» Prompt
Exclude the images, then return every line below exactly as written.

» Records shown
== Segment start ==

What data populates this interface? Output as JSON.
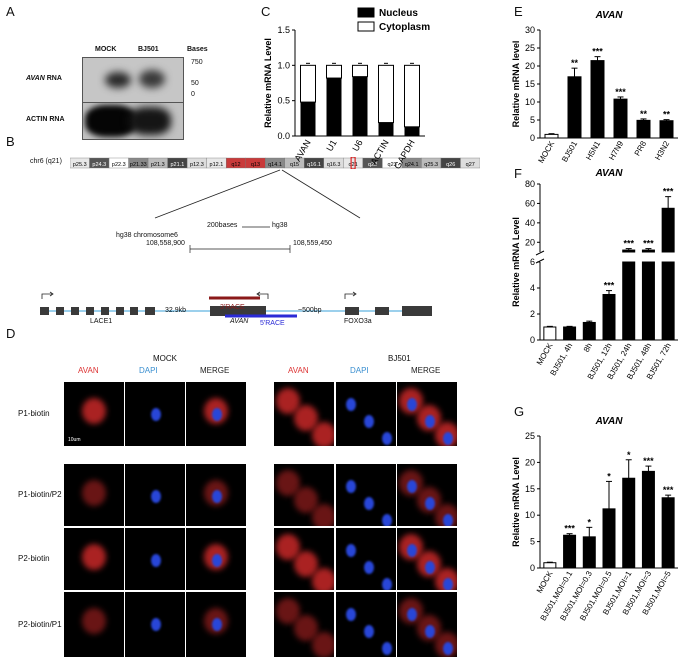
{
  "panels": {
    "A": "A",
    "B": "B",
    "C": "C",
    "D": "D",
    "E": "E",
    "F": "F",
    "G": "G"
  },
  "panelA": {
    "lanes": [
      "MOCK",
      "BJ501"
    ],
    "bases_header": "Bases",
    "markers": [
      "750",
      "50",
      "0"
    ],
    "row1_prefix": "AVAN",
    "row1_suffix": " RNA",
    "row2": "ACTIN RNA"
  },
  "panelB": {
    "chrom_label": "chr6 (q21)",
    "bands": [
      "p25.3",
      "p24.3",
      "p22.3",
      "p21.33",
      "p21.3",
      "p21.1",
      "p12.3",
      "p12.1",
      "q12",
      "q13",
      "q14.1",
      "q15",
      "q16.1",
      "q16.3",
      "q21",
      "q22",
      "q23",
      "q24.1",
      "q25.3",
      "q26",
      "q27"
    ],
    "scale": "200bases",
    "assembly": "hg38",
    "coords_label": "hg38 chromosome6",
    "coord_start": "108,558,900",
    "coord_end": "108,559,450",
    "gene_left": "LACE1",
    "gap1": "32.9kb",
    "gene_mid": "AVAN",
    "gap2": "~500bp",
    "gene_right": "FOXO3a",
    "race3": "3'RACE",
    "race5": "5'RACE",
    "colors": {
      "race3": "#8b1a1a",
      "race5": "#2a2ad6",
      "line": "#3aa0d8"
    }
  },
  "panelD": {
    "group_left": "MOCK",
    "group_right": "BJ501",
    "channels": [
      "AVAN",
      "DAPI",
      "MERGE"
    ],
    "rows": [
      "P1-biotin",
      "P1-biotin/P2",
      "P2-biotin",
      "P2-biotin/P1"
    ],
    "scalebar": "10um"
  },
  "chart_data": [
    {
      "id": "C",
      "type": "bar",
      "stacked": true,
      "categories": [
        "AVAN",
        "U1",
        "U6",
        "ACTIN",
        "GAPDH"
      ],
      "series": [
        {
          "name": "Nucleus",
          "values": [
            0.48,
            0.82,
            0.84,
            0.19,
            0.13
          ],
          "color": "#000000"
        },
        {
          "name": "Cytoplasm",
          "values": [
            0.52,
            0.18,
            0.16,
            0.81,
            0.87
          ],
          "color": "#ffffff"
        }
      ],
      "ylabel": "Relative mRNA Level",
      "ylim": [
        0,
        1.5
      ],
      "yticks": [
        "0.0",
        "0.5",
        "1.0",
        "1.5"
      ],
      "legend": "top-right"
    },
    {
      "id": "E",
      "type": "bar",
      "title": "AVAN",
      "categories": [
        "MOCK",
        "BJ501",
        "H5N1",
        "H7N9",
        "PR8",
        "H3N2"
      ],
      "values": [
        1.0,
        17.0,
        21.5,
        10.8,
        4.9,
        4.8
      ],
      "errors": [
        0.2,
        2.4,
        1.1,
        0.6,
        0.4,
        0.3
      ],
      "sig": [
        "",
        "**",
        "***",
        "***",
        "**",
        "**"
      ],
      "ylabel": "Relative mRNA level",
      "ylim": [
        0,
        30
      ],
      "yticks": [
        "0",
        "5",
        "10",
        "15",
        "20",
        "25",
        "30"
      ]
    },
    {
      "id": "F",
      "type": "bar",
      "title": "AVAN",
      "categories": [
        "MOCK",
        "BJ501, 4h",
        "8h",
        "BJ501, 12h",
        "BJ501, 24h",
        "BJ501, 48h",
        "BJ501, 72h"
      ],
      "values": [
        1.0,
        1.0,
        1.35,
        3.5,
        12,
        12,
        55
      ],
      "errors": [
        0.05,
        0.05,
        0.1,
        0.3,
        1.5,
        1.5,
        12
      ],
      "sig": [
        "",
        "",
        "",
        "***",
        "***",
        "***",
        "***"
      ],
      "ylabel": "Relative mRNA Level",
      "ylim": [
        0,
        80
      ],
      "axis_break": [
        6,
        10
      ],
      "yticks_low": [
        "0",
        "2",
        "4",
        "6"
      ],
      "yticks_high": [
        "20",
        "40",
        "60",
        "80"
      ]
    },
    {
      "id": "G",
      "type": "bar",
      "title": "AVAN",
      "categories": [
        "MOCK",
        "BJ501,MOI=0.1",
        "BJ501,MOI=0.3",
        "BJ501,MOI=0.5",
        "BJ501,MOI=1",
        "BJ501,MOI=3",
        "BJ501,MOI=5"
      ],
      "values": [
        1.0,
        6.2,
        5.9,
        11.2,
        17.0,
        18.3,
        13.3
      ],
      "errors": [
        0.1,
        0.3,
        1.8,
        5.2,
        3.5,
        1.0,
        0.5
      ],
      "sig": [
        "",
        "***",
        "*",
        "*",
        "*",
        "***",
        "***"
      ],
      "ylabel": "Relative mRNA Level",
      "ylim": [
        0,
        25
      ],
      "yticks": [
        "0",
        "5",
        "10",
        "15",
        "20",
        "25"
      ]
    }
  ]
}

== Segment end ==

» Completed exercise
What data populates this interface? Output as JSON.
{
  "panels": {
    "A": "A",
    "B": "B",
    "C": "C",
    "D": "D",
    "E": "E",
    "F": "F",
    "G": "G"
  },
  "panelA": {
    "lanes": [
      "MOCK",
      "BJ501"
    ],
    "bases_header": "Bases",
    "markers": [
      "750",
      "50",
      "0"
    ],
    "row1_prefix": "AVAN",
    "row1_suffix": " RNA",
    "row2": "ACTIN RNA"
  },
  "panelB": {
    "chrom_label": "chr6 (q21)",
    "bands": [
      "p25.3",
      "p24.3",
      "p22.3",
      "p21.33",
      "p21.3",
      "p21.1",
      "p12.3",
      "p12.1",
      "q12",
      "q13",
      "q14.1",
      "q15",
      "q16.1",
      "q16.3",
      "q21",
      "q22",
      "q23",
      "q24.1",
      "q25.3",
      "q26",
      "q27"
    ],
    "scale": "200bases",
    "assembly": "hg38",
    "coords_label": "hg38 chromosome6",
    "coord_start": "108,558,900",
    "coord_end": "108,559,450",
    "gene_left": "LACE1",
    "gap1": "32.9kb",
    "gene_mid": "AVAN",
    "gap2": "~500bp",
    "gene_right": "FOXO3a",
    "race3": "3'RACE",
    "race5": "5'RACE",
    "colors": {
      "race3": "#8b1a1a",
      "race5": "#2a2ad6",
      "line": "#3aa0d8"
    }
  },
  "panelD": {
    "group_left": "MOCK",
    "group_right": "BJ501",
    "channels": [
      "AVAN",
      "DAPI",
      "MERGE"
    ],
    "rows": [
      "P1-biotin",
      "P1-biotin/P2",
      "P2-biotin",
      "P2-biotin/P1"
    ],
    "scalebar": "10um"
  },
  "chart_data": [
    {
      "id": "C",
      "type": "bar",
      "stacked": true,
      "categories": [
        "AVAN",
        "U1",
        "U6",
        "ACTIN",
        "GAPDH"
      ],
      "series": [
        {
          "name": "Nucleus",
          "values": [
            0.48,
            0.82,
            0.84,
            0.19,
            0.13
          ],
          "color": "#000000"
        },
        {
          "name": "Cytoplasm",
          "values": [
            0.52,
            0.18,
            0.16,
            0.81,
            0.87
          ],
          "color": "#ffffff"
        }
      ],
      "ylabel": "Relative mRNA Level",
      "ylim": [
        0,
        1.5
      ],
      "yticks": [
        "0.0",
        "0.5",
        "1.0",
        "1.5"
      ],
      "legend": "top-right"
    },
    {
      "id": "E",
      "type": "bar",
      "title": "AVAN",
      "categories": [
        "MOCK",
        "BJ501",
        "H5N1",
        "H7N9",
        "PR8",
        "H3N2"
      ],
      "values": [
        1.0,
        17.0,
        21.5,
        10.8,
        4.9,
        4.8
      ],
      "errors": [
        0.2,
        2.4,
        1.1,
        0.6,
        0.4,
        0.3
      ],
      "sig": [
        "",
        "**",
        "***",
        "***",
        "**",
        "**"
      ],
      "ylabel": "Relative mRNA level",
      "ylim": [
        0,
        30
      ],
      "yticks": [
        "0",
        "5",
        "10",
        "15",
        "20",
        "25",
        "30"
      ]
    },
    {
      "id": "F",
      "type": "bar",
      "title": "AVAN",
      "categories": [
        "MOCK",
        "BJ501, 4h",
        "8h",
        "BJ501, 12h",
        "BJ501, 24h",
        "BJ501, 48h",
        "BJ501, 72h"
      ],
      "values": [
        1.0,
        1.0,
        1.35,
        3.5,
        12,
        12,
        55
      ],
      "errors": [
        0.05,
        0.05,
        0.1,
        0.3,
        1.5,
        1.5,
        12
      ],
      "sig": [
        "",
        "",
        "",
        "***",
        "***",
        "***",
        "***"
      ],
      "ylabel": "Relative mRNA Level",
      "ylim": [
        0,
        80
      ],
      "axis_break": [
        6,
        10
      ],
      "yticks_low": [
        "0",
        "2",
        "4",
        "6"
      ],
      "yticks_high": [
        "20",
        "40",
        "60",
        "80"
      ]
    },
    {
      "id": "G",
      "type": "bar",
      "title": "AVAN",
      "categories": [
        "MOCK",
        "BJ501,MOI=0.1",
        "BJ501,MOI=0.3",
        "BJ501,MOI=0.5",
        "BJ501,MOI=1",
        "BJ501,MOI=3",
        "BJ501,MOI=5"
      ],
      "values": [
        1.0,
        6.2,
        5.9,
        11.2,
        17.0,
        18.3,
        13.3
      ],
      "errors": [
        0.1,
        0.3,
        1.8,
        5.2,
        3.5,
        1.0,
        0.5
      ],
      "sig": [
        "",
        "***",
        "*",
        "*",
        "*",
        "***",
        "***"
      ],
      "ylabel": "Relative mRNA Level",
      "ylim": [
        0,
        25
      ],
      "yticks": [
        "0",
        "5",
        "10",
        "15",
        "20",
        "25"
      ]
    }
  ]
}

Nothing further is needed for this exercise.